Data excerpts:
================================

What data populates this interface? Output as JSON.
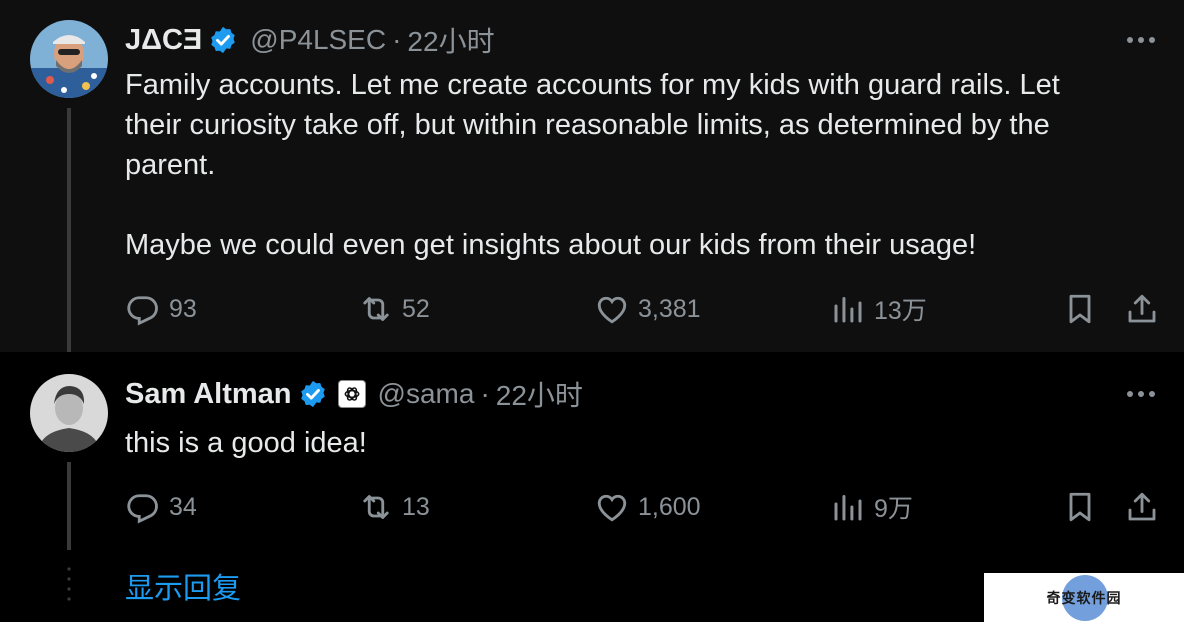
{
  "tweets": [
    {
      "display_name": "JΔCƎ",
      "handle": "@P4LSEC",
      "separator": "·",
      "time": "22小时",
      "text": "Family accounts. Let me create accounts for my kids with guard rails. Let\ntheir curiosity take off, but within reasonable limits, as determined by the\nparent.\n\nMaybe we could even get insights about our kids from their usage!",
      "replies": "93",
      "reposts": "52",
      "likes": "3,381",
      "views": "13万",
      "avatar_icon": "avatar-photo"
    },
    {
      "display_name": "Sam Altman",
      "handle": "@sama",
      "separator": "·",
      "time": "22小时",
      "text": "this is a good idea!",
      "replies": "34",
      "reposts": "13",
      "likes": "1,600",
      "views": "9万",
      "avatar_icon": "avatar-photo",
      "affiliation_icon": "openai-logo-icon"
    }
  ],
  "show_replies": "显示回复",
  "watermark": "奇变软件园",
  "colors": {
    "background": "#000000",
    "highlight_background": "#0f0f0f",
    "text": "#e7e9ea",
    "muted": "#8b9298",
    "accent": "#1d9bf0"
  }
}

================================

Task = Extract the full listing above verbatim; pictures are to be left out of the copy.

Finished exercise =
What data populates this interface? Output as JSON.
{
  "tweets": [
    {
      "display_name": "JΔCƎ",
      "handle": "@P4LSEC",
      "separator": "·",
      "time": "22小时",
      "text": "Family accounts. Let me create accounts for my kids with guard rails. Let\ntheir curiosity take off, but within reasonable limits, as determined by the\nparent.\n\nMaybe we could even get insights about our kids from their usage!",
      "replies": "93",
      "reposts": "52",
      "likes": "3,381",
      "views": "13万",
      "avatar_icon": "avatar-photo"
    },
    {
      "display_name": "Sam Altman",
      "handle": "@sama",
      "separator": "·",
      "time": "22小时",
      "text": "this is a good idea!",
      "replies": "34",
      "reposts": "13",
      "likes": "1,600",
      "views": "9万",
      "avatar_icon": "avatar-photo",
      "affiliation_icon": "openai-logo-icon"
    }
  ],
  "show_replies": "显示回复",
  "watermark": "奇变软件园",
  "colors": {
    "background": "#000000",
    "highlight_background": "#0f0f0f",
    "text": "#e7e9ea",
    "muted": "#8b9298",
    "accent": "#1d9bf0"
  }
}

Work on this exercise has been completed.